§ Directive
Write out the records beneath this line exactly as they appear, minus any images.

§ Raw data
Begin

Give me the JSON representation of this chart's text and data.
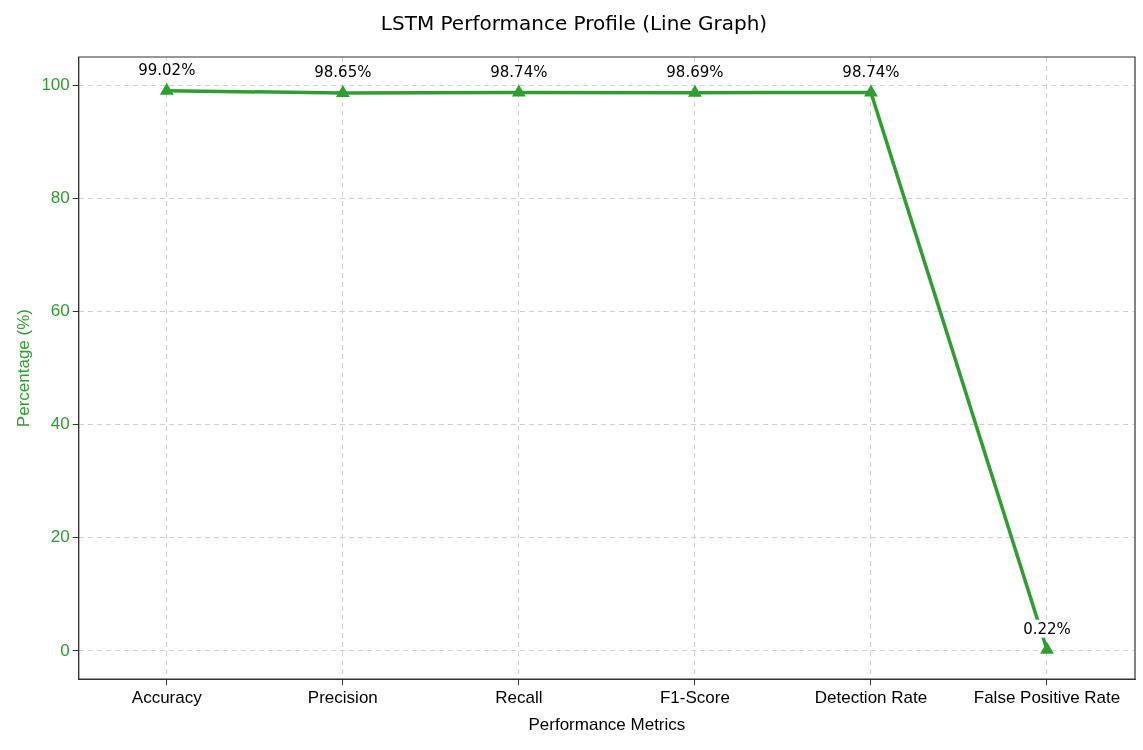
{
  "chart_data": {
    "type": "line",
    "title": "LSTM Performance Profile (Line Graph)",
    "xlabel": "Performance Metrics",
    "ylabel": "Percentage (%)",
    "categories": [
      "Accuracy",
      "Precision",
      "Recall",
      "F1-Score",
      "Detection Rate",
      "False Positive Rate"
    ],
    "series": [
      {
        "color": "#2ca02c",
        "values": [
          99.02,
          98.65,
          98.74,
          98.69,
          98.74,
          0.22
        ],
        "value_labels": [
          "99.02%",
          "98.65%",
          "98.74%",
          "98.69%",
          "98.74%",
          "0.22%"
        ]
      }
    ],
    "ylim": [
      -5,
      105
    ],
    "yticks": [
      0,
      20,
      40,
      60,
      80,
      100
    ],
    "grid": true,
    "legend": false,
    "marker": "triangle",
    "line_style": "solid"
  }
}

End

§ Response below
Give me the JSON representation of this chart's text and data.
{
  "chart_data": {
    "type": "line",
    "title": "LSTM Performance Profile (Line Graph)",
    "xlabel": "Performance Metrics",
    "ylabel": "Percentage (%)",
    "categories": [
      "Accuracy",
      "Precision",
      "Recall",
      "F1-Score",
      "Detection Rate",
      "False Positive Rate"
    ],
    "series": [
      {
        "color": "#2ca02c",
        "values": [
          99.02,
          98.65,
          98.74,
          98.69,
          98.74,
          0.22
        ],
        "value_labels": [
          "99.02%",
          "98.65%",
          "98.74%",
          "98.69%",
          "98.74%",
          "0.22%"
        ]
      }
    ],
    "ylim": [
      -5,
      105
    ],
    "yticks": [
      0,
      20,
      40,
      60,
      80,
      100
    ],
    "grid": true,
    "legend": false,
    "marker": "triangle",
    "line_style": "solid"
  }
}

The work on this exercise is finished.